*INSTRUCTION*.
Copy every record exactly, and keep the pictures out.

*TASK MATERIAL*.
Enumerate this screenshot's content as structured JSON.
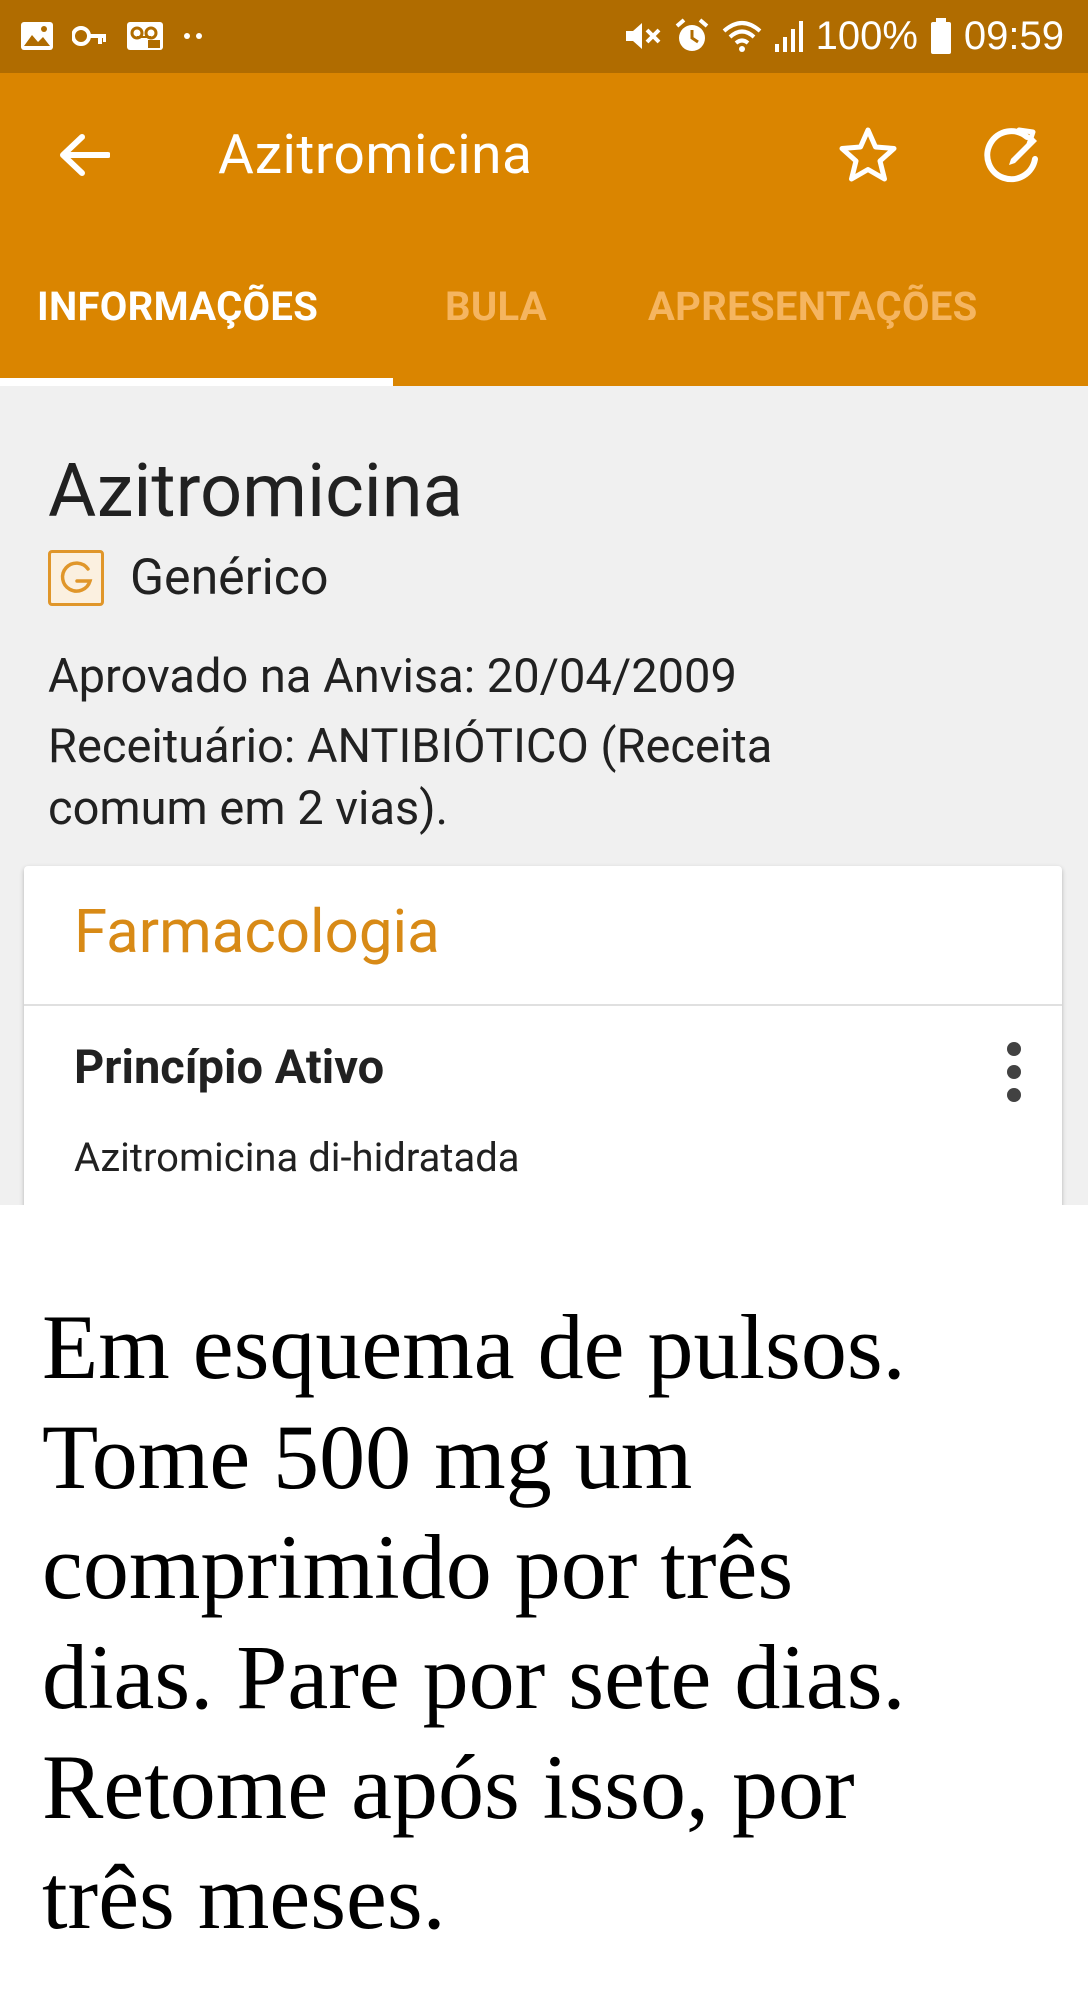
{
  "status_bar": {
    "battery": "100%",
    "time": "09:59"
  },
  "appbar": {
    "title": "Azitromicina",
    "icons": [
      "back-arrow-icon",
      "star-icon",
      "update-icon"
    ]
  },
  "tabs": [
    {
      "label": "INFORMAÇÕES",
      "active": true
    },
    {
      "label": "BULA",
      "active": false
    },
    {
      "label": "APRESENTAÇÕES",
      "active": false
    }
  ],
  "drug": {
    "name": "Azitromicina",
    "badge_letter": "G",
    "type": "Genérico",
    "approval": "Aprovado na Anvisa: 20/04/2009",
    "prescription_line1": "Receituário: ANTIBIÓTICO (Receita",
    "prescription_line2": "comum em 2 vias)."
  },
  "pharmacology": {
    "header": "Farmacologia",
    "field_label": "Princípio Ativo",
    "field_value": "Azitromicina di-hidratada"
  },
  "caption": {
    "lines": [
      "Em esquema de pulsos.",
      "Tome 500 mg um",
      "comprimido por três",
      "dias. Pare por sete dias.",
      "Retome após isso, por",
      "três meses."
    ]
  },
  "colors": {
    "status_bar": "#b06c00",
    "appbar": "#da8500",
    "accent_text": "#d88a16",
    "inactive_tab": "#f5b560"
  }
}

*THE RESULT*.
Enumerate this screenshot's content as structured JSON.
{
  "status_bar": {
    "battery": "100%",
    "time": "09:59"
  },
  "appbar": {
    "title": "Azitromicina",
    "icons": [
      "back-arrow-icon",
      "star-icon",
      "update-icon"
    ]
  },
  "tabs": [
    {
      "label": "INFORMAÇÕES",
      "active": true
    },
    {
      "label": "BULA",
      "active": false
    },
    {
      "label": "APRESENTAÇÕES",
      "active": false
    }
  ],
  "drug": {
    "name": "Azitromicina",
    "badge_letter": "G",
    "type": "Genérico",
    "approval": "Aprovado na Anvisa: 20/04/2009",
    "prescription_line1": "Receituário: ANTIBIÓTICO (Receita",
    "prescription_line2": "comum em 2 vias)."
  },
  "pharmacology": {
    "header": "Farmacologia",
    "field_label": "Princípio Ativo",
    "field_value": "Azitromicina di-hidratada"
  },
  "caption": {
    "lines": [
      "Em esquema de pulsos.",
      "Tome 500 mg um",
      "comprimido por três",
      "dias. Pare por sete dias.",
      "Retome após isso, por",
      "três meses."
    ]
  },
  "colors": {
    "status_bar": "#b06c00",
    "appbar": "#da8500",
    "accent_text": "#d88a16",
    "inactive_tab": "#f5b560"
  }
}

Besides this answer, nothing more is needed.